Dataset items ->
>>

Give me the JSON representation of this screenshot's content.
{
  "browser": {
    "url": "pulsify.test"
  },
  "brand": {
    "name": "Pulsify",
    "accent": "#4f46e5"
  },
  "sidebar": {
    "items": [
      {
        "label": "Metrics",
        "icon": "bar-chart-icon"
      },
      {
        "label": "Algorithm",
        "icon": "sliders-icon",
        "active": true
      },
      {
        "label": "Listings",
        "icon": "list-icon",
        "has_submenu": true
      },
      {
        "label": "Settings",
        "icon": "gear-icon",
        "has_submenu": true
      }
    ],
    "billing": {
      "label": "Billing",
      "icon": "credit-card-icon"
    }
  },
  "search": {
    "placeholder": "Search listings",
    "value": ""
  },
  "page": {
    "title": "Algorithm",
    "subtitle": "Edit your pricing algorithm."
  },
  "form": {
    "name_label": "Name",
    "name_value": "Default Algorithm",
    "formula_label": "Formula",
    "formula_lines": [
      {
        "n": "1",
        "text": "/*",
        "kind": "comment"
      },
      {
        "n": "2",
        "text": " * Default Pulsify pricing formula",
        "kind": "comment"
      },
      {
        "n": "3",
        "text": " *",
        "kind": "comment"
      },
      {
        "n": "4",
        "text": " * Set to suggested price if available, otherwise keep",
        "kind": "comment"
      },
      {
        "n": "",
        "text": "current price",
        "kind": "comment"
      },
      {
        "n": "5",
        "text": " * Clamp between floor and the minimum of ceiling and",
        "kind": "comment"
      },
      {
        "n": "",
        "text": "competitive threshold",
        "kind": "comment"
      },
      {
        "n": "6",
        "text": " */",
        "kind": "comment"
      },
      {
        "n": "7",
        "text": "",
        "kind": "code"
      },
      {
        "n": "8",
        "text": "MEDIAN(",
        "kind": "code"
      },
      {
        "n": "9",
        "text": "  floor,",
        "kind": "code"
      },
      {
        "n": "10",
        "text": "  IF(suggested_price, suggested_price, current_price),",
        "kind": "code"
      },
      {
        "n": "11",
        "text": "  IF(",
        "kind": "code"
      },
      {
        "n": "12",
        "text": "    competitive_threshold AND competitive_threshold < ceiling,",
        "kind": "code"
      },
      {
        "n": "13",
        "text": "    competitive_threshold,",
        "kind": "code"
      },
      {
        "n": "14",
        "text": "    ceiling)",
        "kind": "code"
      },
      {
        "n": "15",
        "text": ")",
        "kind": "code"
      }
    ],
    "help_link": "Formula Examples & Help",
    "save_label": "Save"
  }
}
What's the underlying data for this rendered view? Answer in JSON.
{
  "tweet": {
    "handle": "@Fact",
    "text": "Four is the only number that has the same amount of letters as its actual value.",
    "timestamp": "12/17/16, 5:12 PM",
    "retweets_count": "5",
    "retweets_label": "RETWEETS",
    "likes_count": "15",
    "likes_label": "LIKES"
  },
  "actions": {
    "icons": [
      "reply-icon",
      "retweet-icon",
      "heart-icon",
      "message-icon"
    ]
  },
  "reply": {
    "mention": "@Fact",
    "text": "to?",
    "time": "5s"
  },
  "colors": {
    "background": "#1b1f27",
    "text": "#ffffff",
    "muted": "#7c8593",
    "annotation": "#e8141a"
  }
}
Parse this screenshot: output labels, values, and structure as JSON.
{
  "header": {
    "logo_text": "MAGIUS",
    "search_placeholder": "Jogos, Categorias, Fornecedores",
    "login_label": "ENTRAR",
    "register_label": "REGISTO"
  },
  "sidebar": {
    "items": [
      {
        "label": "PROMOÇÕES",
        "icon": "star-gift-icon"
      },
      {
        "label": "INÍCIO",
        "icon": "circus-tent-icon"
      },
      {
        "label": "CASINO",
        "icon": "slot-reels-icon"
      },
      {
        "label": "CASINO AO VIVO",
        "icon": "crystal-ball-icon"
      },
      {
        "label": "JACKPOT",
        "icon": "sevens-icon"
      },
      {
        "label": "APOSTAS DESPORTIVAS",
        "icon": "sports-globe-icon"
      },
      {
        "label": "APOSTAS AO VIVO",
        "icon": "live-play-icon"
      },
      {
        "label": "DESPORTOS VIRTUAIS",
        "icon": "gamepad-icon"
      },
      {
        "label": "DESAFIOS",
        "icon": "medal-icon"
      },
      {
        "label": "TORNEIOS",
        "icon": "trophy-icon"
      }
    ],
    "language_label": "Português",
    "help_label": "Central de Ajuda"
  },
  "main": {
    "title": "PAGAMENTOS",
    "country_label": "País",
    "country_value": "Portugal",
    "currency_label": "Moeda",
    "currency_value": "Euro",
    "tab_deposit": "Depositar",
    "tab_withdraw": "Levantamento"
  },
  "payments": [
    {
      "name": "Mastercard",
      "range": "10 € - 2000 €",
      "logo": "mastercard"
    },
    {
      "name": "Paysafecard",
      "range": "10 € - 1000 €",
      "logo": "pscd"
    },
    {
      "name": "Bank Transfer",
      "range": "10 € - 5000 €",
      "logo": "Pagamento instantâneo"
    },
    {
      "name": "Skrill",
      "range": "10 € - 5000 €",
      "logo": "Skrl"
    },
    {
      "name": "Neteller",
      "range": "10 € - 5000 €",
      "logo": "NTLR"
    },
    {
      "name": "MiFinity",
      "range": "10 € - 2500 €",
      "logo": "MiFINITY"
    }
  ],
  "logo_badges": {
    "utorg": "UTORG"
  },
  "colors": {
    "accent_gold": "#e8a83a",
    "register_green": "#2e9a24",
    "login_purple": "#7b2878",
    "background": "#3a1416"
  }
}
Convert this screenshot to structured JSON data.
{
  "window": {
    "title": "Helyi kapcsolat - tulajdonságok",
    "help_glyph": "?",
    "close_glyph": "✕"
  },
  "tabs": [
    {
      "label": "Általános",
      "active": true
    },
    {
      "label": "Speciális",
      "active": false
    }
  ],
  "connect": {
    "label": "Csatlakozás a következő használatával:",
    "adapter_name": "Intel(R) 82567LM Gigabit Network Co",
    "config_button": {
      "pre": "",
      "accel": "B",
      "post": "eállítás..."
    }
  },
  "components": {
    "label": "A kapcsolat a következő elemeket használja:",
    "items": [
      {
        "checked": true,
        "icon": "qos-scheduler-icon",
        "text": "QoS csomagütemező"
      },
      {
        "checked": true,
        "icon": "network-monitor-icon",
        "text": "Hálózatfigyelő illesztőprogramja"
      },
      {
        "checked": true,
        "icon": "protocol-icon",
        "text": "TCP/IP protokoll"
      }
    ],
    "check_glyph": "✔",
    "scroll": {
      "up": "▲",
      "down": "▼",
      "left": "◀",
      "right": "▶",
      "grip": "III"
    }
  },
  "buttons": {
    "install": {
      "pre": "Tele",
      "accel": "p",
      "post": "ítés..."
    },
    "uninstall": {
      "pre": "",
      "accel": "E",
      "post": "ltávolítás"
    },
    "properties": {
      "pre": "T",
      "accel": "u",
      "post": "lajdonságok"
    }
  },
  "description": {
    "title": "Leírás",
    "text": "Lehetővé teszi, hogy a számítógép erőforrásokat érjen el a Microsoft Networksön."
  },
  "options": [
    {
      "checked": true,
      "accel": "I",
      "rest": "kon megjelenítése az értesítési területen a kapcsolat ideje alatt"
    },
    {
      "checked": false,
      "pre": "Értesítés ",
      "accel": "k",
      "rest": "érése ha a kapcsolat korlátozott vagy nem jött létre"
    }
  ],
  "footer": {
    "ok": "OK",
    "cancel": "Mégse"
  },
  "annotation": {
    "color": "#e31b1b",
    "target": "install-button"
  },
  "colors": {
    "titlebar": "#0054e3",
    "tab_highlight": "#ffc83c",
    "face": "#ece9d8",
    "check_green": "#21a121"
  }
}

<<

Copy out all of the data exactly, leaving nothing out.

Completed exercise ->
Give me the JSON representation of this screenshot's content.
{
  "browser": {
    "url": "pulsify.test"
  },
  "brand": {
    "name": "Pulsify",
    "accent": "#4f46e5"
  },
  "sidebar": {
    "items": [
      {
        "label": "Metrics",
        "icon": "bar-chart-icon"
      },
      {
        "label": "Algorithm",
        "icon": "sliders-icon",
        "active": true
      },
      {
        "label": "Listings",
        "icon": "list-icon",
        "has_submenu": true
      },
      {
        "label": "Settings",
        "icon": "gear-icon",
        "has_submenu": true
      }
    ],
    "billing": {
      "label": "Billing",
      "icon": "credit-card-icon"
    }
  },
  "search": {
    "placeholder": "Search listings",
    "value": ""
  },
  "page": {
    "title": "Algorithm",
    "subtitle": "Edit your pricing algorithm."
  },
  "form": {
    "name_label": "Name",
    "name_value": "Default Algorithm",
    "formula_label": "Formula",
    "formula_lines": [
      {
        "n": "1",
        "text": "/*",
        "kind": "comment"
      },
      {
        "n": "2",
        "text": " * Default Pulsify pricing formula",
        "kind": "comment"
      },
      {
        "n": "3",
        "text": " *",
        "kind": "comment"
      },
      {
        "n": "4",
        "text": " * Set to suggested price if available, otherwise keep",
        "kind": "comment"
      },
      {
        "n": "",
        "text": "current price",
        "kind": "comment"
      },
      {
        "n": "5",
        "text": " * Clamp between floor and the minimum of ceiling and",
        "kind": "comment"
      },
      {
        "n": "",
        "text": "competitive threshold",
        "kind": "comment"
      },
      {
        "n": "6",
        "text": " */",
        "kind": "comment"
      },
      {
        "n": "7",
        "text": "",
        "kind": "code"
      },
      {
        "n": "8",
        "text": "MEDIAN(",
        "kind": "code"
      },
      {
        "n": "9",
        "text": "  floor,",
        "kind": "code"
      },
      {
        "n": "10",
        "text": "  IF(suggested_price, suggested_price, current_price),",
        "kind": "code"
      },
      {
        "n": "11",
        "text": "  IF(",
        "kind": "code"
      },
      {
        "n": "12",
        "text": "    competitive_threshold AND competitive_threshold < ceiling,",
        "kind": "code"
      },
      {
        "n": "13",
        "text": "    competitive_threshold,",
        "kind": "code"
      },
      {
        "n": "14",
        "text": "    ceiling)",
        "kind": "code"
      },
      {
        "n": "15",
        "text": ")",
        "kind": "code"
      }
    ],
    "help_link": "Formula Examples & Help",
    "save_label": "Save"
  }
}
What's the underlying data for this rendered view? Answer in JSON.
{
  "tweet": {
    "handle": "@Fact",
    "text": "Four is the only number that has the same amount of letters as its actual value.",
    "timestamp": "12/17/16, 5:12 PM",
    "retweets_count": "5",
    "retweets_label": "RETWEETS",
    "likes_count": "15",
    "likes_label": "LIKES"
  },
  "actions": {
    "icons": [
      "reply-icon",
      "retweet-icon",
      "heart-icon",
      "message-icon"
    ]
  },
  "reply": {
    "mention": "@Fact",
    "text": "to?",
    "time": "5s"
  },
  "colors": {
    "background": "#1b1f27",
    "text": "#ffffff",
    "muted": "#7c8593",
    "annotation": "#e8141a"
  }
}
Parse this screenshot: output labels, values, and structure as JSON.
{
  "header": {
    "logo_text": "MAGIUS",
    "search_placeholder": "Jogos, Categorias, Fornecedores",
    "login_label": "ENTRAR",
    "register_label": "REGISTO"
  },
  "sidebar": {
    "items": [
      {
        "label": "PROMOÇÕES",
        "icon": "star-gift-icon"
      },
      {
        "label": "INÍCIO",
        "icon": "circus-tent-icon"
      },
      {
        "label": "CASINO",
        "icon": "slot-reels-icon"
      },
      {
        "label": "CASINO AO VIVO",
        "icon": "crystal-ball-icon"
      },
      {
        "label": "JACKPOT",
        "icon": "sevens-icon"
      },
      {
        "label": "APOSTAS DESPORTIVAS",
        "icon": "sports-globe-icon"
      },
      {
        "label": "APOSTAS AO VIVO",
        "icon": "live-play-icon"
      },
      {
        "label": "DESPORTOS VIRTUAIS",
        "icon": "gamepad-icon"
      },
      {
        "label": "DESAFIOS",
        "icon": "medal-icon"
      },
      {
        "label": "TORNEIOS",
        "icon": "trophy-icon"
      }
    ],
    "language_label": "Português",
    "help_label": "Central de Ajuda"
  },
  "main": {
    "title": "PAGAMENTOS",
    "country_label": "País",
    "country_value": "Portugal",
    "currency_label": "Moeda",
    "currency_value": "Euro",
    "tab_deposit": "Depositar",
    "tab_withdraw": "Levantamento"
  },
  "payments": [
    {
      "name": "Mastercard",
      "range": "10 € - 2000 €",
      "logo": "mastercard"
    },
    {
      "name": "Paysafecard",
      "range": "10 € - 1000 €",
      "logo": "pscd"
    },
    {
      "name": "Bank Transfer",
      "range": "10 € - 5000 €",
      "logo": "Pagamento instantâneo"
    },
    {
      "name": "Skrill",
      "range": "10 € - 5000 €",
      "logo": "Skrl"
    },
    {
      "name": "Neteller",
      "range": "10 € - 5000 €",
      "logo": "NTLR"
    },
    {
      "name": "MiFinity",
      "range": "10 € - 2500 €",
      "logo": "MiFINITY"
    }
  ],
  "logo_badges": {
    "utorg": "UTORG"
  },
  "colors": {
    "accent_gold": "#e8a83a",
    "register_green": "#2e9a24",
    "login_purple": "#7b2878",
    "background": "#3a1416"
  }
}
Convert this screenshot to structured JSON data.
{
  "window": {
    "title": "Helyi kapcsolat - tulajdonságok",
    "help_glyph": "?",
    "close_glyph": "✕"
  },
  "tabs": [
    {
      "label": "Általános",
      "active": true
    },
    {
      "label": "Speciális",
      "active": false
    }
  ],
  "connect": {
    "label": "Csatlakozás a következő használatával:",
    "adapter_name": "Intel(R) 82567LM Gigabit Network Co",
    "config_button": {
      "pre": "",
      "accel": "B",
      "post": "eállítás..."
    }
  },
  "components": {
    "label": "A kapcsolat a következő elemeket használja:",
    "items": [
      {
        "checked": true,
        "icon": "qos-scheduler-icon",
        "text": "QoS csomagütemező"
      },
      {
        "checked": true,
        "icon": "network-monitor-icon",
        "text": "Hálózatfigyelő illesztőprogramja"
      },
      {
        "checked": true,
        "icon": "protocol-icon",
        "text": "TCP/IP protokoll"
      }
    ],
    "check_glyph": "✔",
    "scroll": {
      "up": "▲",
      "down": "▼",
      "left": "◀",
      "right": "▶",
      "grip": "III"
    }
  },
  "buttons": {
    "install": {
      "pre": "Tele",
      "accel": "p",
      "post": "ítés..."
    },
    "uninstall": {
      "pre": "",
      "accel": "E",
      "post": "ltávolítás"
    },
    "properties": {
      "pre": "T",
      "accel": "u",
      "post": "lajdonságok"
    }
  },
  "description": {
    "title": "Leírás",
    "text": "Lehetővé teszi, hogy a számítógép erőforrásokat érjen el a Microsoft Networksön."
  },
  "options": [
    {
      "checked": true,
      "accel": "I",
      "rest": "kon megjelenítése az értesítési területen a kapcsolat ideje alatt"
    },
    {
      "checked": false,
      "pre": "Értesítés ",
      "accel": "k",
      "rest": "érése ha a kapcsolat korlátozott vagy nem jött létre"
    }
  ],
  "footer": {
    "ok": "OK",
    "cancel": "Mégse"
  },
  "annotation": {
    "color": "#e31b1b",
    "target": "install-button"
  },
  "colors": {
    "titlebar": "#0054e3",
    "tab_highlight": "#ffc83c",
    "face": "#ece9d8",
    "check_green": "#21a121"
  }
}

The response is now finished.